### THE EXERCISE
Copy exactly the lines from the one containing "Extract all readable text from this page." through the last line of the records, both included, and nothing more.

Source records
⟨
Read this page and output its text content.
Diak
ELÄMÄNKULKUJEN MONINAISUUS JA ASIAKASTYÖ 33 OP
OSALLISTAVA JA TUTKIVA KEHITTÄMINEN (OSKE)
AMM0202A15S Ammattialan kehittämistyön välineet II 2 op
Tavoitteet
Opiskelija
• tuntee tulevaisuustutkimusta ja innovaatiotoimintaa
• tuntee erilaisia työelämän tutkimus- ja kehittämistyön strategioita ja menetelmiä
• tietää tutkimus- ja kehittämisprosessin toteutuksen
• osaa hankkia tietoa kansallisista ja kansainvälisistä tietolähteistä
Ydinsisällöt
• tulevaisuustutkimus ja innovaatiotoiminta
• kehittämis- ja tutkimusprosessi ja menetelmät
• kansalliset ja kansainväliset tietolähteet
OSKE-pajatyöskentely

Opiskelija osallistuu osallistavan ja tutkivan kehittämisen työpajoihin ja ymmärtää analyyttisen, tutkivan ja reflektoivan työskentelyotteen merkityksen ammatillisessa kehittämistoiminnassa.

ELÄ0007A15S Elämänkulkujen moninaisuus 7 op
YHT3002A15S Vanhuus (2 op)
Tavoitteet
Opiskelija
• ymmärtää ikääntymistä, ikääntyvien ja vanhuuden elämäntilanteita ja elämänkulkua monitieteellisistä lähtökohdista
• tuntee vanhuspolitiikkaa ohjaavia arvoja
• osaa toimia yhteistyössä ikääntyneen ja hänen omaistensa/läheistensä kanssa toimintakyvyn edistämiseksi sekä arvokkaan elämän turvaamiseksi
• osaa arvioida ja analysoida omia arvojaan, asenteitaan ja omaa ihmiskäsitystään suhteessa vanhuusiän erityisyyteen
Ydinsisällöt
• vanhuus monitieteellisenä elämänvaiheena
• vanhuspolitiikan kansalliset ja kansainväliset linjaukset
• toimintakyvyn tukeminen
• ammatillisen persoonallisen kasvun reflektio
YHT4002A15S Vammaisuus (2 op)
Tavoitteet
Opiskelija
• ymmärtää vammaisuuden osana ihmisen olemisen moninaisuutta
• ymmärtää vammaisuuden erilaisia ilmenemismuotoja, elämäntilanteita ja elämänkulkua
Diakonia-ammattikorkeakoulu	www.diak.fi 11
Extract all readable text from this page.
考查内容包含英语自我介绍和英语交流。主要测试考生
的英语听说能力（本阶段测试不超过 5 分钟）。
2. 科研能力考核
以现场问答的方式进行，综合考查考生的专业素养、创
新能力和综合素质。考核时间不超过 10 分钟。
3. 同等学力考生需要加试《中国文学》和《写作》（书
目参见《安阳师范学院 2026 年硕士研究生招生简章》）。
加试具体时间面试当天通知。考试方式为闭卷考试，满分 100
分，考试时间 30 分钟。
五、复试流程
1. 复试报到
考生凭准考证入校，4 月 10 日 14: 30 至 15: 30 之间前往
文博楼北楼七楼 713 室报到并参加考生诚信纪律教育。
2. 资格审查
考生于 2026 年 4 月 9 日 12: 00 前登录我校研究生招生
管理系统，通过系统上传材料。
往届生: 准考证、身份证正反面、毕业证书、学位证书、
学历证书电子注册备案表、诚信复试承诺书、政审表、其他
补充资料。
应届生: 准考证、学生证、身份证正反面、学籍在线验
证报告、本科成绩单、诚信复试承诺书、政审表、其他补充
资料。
⟩
### EXERCISE SOLUTION
Extract all readable text from this page.
考查内容包含英语自我介绍和英语交流。主要测试考生
的英语听说能力（本阶段测试不超过 5 分钟）。
2. 科研能力考核
以现场问答的方式进行，综合考查考生的专业素养、创
新能力和综合素质。考核时间不超过 10 分钟。
3. 同等学力考生需要加试《中国文学》和《写作》（书
目参见《安阳师范学院 2026 年硕士研究生招生简章》）。
加试具体时间面试当天通知。考试方式为闭卷考试，满分 100
分，考试时间 30 分钟。
五、复试流程
1. 复试报到
考生凭准考证入校，4 月 10 日 14: 30 至 15: 30 之间前往
文博楼北楼七楼 713 室报到并参加考生诚信纪律教育。
2. 资格审查
考生于 2026 年 4 月 9 日 12: 00 前登录我校研究生招生
管理系统，通过系统上传材料。
往届生: 准考证、身份证正反面、毕业证书、学位证书、
学历证书电子注册备案表、诚信复试承诺书、政审表、其他
补充资料。
应届生: 准考证、学生证、身份证正反面、学籍在线验
证报告、本科成绩单、诚信复试承诺书、政审表、其他补充
资料。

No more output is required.